Records contained in a dataset:
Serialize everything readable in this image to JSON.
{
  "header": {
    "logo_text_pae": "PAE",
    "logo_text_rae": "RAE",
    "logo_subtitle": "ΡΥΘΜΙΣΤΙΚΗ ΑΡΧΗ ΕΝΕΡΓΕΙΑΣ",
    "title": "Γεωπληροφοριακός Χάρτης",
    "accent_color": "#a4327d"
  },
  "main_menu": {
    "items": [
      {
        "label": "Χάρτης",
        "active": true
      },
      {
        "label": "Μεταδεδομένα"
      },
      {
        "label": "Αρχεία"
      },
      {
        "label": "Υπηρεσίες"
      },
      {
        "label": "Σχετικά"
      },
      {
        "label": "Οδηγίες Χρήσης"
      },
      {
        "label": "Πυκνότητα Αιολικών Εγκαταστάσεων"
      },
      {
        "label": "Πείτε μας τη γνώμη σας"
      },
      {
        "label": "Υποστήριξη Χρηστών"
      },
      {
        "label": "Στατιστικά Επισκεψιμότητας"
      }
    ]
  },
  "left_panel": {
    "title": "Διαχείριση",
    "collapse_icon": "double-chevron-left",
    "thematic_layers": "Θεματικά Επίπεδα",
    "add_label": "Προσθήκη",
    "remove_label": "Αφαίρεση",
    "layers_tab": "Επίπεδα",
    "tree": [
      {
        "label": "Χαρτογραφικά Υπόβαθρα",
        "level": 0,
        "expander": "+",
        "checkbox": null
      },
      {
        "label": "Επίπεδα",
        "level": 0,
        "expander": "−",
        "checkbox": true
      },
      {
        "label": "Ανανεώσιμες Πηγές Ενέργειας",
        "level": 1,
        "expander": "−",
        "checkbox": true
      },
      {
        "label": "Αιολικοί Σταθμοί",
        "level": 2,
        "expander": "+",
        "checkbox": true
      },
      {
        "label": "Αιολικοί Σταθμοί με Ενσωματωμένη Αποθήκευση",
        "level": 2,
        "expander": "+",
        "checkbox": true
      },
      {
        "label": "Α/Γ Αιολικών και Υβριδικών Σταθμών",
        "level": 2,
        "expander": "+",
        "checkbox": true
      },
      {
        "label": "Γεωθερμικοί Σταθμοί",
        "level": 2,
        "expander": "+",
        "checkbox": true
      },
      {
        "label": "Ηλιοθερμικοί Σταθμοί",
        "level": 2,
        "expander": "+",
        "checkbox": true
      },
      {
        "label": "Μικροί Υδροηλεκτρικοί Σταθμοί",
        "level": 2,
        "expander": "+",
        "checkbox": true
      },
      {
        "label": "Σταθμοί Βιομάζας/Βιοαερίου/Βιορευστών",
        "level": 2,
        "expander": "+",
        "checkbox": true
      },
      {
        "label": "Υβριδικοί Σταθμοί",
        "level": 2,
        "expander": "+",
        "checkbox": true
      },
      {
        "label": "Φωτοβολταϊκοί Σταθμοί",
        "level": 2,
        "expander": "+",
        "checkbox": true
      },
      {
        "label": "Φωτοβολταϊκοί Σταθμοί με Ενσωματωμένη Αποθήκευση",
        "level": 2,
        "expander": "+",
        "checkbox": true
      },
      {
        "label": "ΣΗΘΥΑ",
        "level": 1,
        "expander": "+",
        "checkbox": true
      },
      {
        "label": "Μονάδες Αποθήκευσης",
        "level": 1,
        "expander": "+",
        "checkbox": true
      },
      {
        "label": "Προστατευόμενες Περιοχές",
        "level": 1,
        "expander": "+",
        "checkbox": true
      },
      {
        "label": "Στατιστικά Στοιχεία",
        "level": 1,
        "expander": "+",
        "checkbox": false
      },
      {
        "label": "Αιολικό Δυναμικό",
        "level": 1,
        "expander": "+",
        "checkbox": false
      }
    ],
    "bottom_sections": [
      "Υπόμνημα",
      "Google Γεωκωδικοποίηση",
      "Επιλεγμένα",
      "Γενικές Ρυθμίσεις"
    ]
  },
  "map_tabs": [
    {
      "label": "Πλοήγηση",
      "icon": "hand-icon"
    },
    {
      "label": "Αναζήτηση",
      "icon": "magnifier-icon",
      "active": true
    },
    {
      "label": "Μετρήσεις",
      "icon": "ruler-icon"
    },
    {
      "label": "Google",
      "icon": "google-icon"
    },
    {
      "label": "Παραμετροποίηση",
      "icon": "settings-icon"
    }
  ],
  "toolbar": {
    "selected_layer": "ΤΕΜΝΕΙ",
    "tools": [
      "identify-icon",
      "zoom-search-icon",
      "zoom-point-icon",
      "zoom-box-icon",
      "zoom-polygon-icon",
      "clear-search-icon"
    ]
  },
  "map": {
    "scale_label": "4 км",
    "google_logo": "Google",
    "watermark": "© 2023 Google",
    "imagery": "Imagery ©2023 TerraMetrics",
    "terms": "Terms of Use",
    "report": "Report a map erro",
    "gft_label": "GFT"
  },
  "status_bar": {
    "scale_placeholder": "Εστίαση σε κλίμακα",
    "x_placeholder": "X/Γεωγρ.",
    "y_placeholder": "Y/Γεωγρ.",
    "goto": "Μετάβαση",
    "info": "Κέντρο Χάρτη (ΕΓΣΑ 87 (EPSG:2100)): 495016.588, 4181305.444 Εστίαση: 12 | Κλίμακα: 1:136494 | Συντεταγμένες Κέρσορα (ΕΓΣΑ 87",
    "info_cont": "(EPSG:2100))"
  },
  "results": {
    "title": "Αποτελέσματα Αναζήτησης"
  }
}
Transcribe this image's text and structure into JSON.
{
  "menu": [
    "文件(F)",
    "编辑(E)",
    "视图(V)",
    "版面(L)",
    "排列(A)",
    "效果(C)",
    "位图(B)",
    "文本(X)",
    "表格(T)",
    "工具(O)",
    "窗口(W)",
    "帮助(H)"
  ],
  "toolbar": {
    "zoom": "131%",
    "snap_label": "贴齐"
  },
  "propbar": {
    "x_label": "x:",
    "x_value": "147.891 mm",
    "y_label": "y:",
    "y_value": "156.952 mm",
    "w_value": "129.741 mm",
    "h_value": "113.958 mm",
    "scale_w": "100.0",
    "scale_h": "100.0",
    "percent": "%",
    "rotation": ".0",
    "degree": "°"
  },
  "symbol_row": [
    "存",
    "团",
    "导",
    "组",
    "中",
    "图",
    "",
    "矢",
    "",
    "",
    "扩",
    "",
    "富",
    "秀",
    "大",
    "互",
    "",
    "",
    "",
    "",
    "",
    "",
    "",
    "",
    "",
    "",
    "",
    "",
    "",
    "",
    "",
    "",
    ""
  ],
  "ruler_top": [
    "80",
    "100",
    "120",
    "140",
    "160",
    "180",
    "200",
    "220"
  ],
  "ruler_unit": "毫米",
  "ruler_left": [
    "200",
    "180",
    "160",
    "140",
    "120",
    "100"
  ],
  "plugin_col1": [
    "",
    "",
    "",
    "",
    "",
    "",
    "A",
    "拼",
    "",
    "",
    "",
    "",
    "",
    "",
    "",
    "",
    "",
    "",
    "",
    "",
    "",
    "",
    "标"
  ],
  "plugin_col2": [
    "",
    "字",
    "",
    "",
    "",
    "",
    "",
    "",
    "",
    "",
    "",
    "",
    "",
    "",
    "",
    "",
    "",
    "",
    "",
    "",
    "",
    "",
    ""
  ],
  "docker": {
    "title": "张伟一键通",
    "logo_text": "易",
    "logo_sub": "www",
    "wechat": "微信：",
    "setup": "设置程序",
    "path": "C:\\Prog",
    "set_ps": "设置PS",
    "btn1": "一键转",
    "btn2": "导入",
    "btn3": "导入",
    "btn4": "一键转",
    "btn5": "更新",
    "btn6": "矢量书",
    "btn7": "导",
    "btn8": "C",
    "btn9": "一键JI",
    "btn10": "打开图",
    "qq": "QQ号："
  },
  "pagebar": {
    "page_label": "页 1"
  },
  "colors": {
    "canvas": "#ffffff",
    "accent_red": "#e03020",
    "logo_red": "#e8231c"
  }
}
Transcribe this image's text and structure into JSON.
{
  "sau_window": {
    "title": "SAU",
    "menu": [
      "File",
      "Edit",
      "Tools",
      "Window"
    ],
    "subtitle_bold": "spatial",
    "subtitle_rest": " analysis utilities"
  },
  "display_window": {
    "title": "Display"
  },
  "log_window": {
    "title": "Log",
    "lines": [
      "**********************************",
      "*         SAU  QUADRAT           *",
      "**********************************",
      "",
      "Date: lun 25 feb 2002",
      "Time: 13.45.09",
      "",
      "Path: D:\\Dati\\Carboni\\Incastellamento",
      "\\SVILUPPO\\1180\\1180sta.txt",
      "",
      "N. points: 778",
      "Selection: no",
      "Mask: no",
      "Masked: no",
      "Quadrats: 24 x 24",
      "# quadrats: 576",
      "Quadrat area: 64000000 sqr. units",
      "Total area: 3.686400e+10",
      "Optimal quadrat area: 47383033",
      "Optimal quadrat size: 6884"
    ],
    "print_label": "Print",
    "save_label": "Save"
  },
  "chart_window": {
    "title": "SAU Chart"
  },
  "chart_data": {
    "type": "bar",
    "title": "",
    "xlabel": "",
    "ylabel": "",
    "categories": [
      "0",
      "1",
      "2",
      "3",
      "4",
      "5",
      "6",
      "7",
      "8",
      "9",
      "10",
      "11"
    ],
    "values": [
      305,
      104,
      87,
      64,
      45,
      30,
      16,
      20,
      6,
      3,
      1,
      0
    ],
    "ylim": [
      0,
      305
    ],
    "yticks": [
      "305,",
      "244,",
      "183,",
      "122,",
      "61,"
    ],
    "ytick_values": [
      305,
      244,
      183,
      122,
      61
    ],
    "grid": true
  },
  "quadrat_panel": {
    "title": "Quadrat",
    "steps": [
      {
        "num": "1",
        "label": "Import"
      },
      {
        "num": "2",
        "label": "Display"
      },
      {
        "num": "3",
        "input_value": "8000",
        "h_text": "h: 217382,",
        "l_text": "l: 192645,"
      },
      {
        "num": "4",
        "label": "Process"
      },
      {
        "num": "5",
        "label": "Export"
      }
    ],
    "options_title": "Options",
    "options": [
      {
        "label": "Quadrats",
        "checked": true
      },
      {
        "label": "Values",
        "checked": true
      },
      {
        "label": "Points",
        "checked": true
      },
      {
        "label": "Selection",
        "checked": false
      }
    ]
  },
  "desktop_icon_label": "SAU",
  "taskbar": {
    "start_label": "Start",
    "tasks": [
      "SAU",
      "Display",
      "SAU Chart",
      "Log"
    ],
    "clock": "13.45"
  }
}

Task objective:
In the records above, find the lines containing "EPSG" and copy them.

Completed task:
    "info": "Κέντρο Χάρτη (ΕΓΣΑ 87 (EPSG:2100)): 495016.588, 4181305.444 Εστίαση: 12 | Κλίμακα: 1:136494 | Συντεταγμένες Κέρσορα (ΕΓΣΑ 87",
    "info_cont": "(EPSG:2100))"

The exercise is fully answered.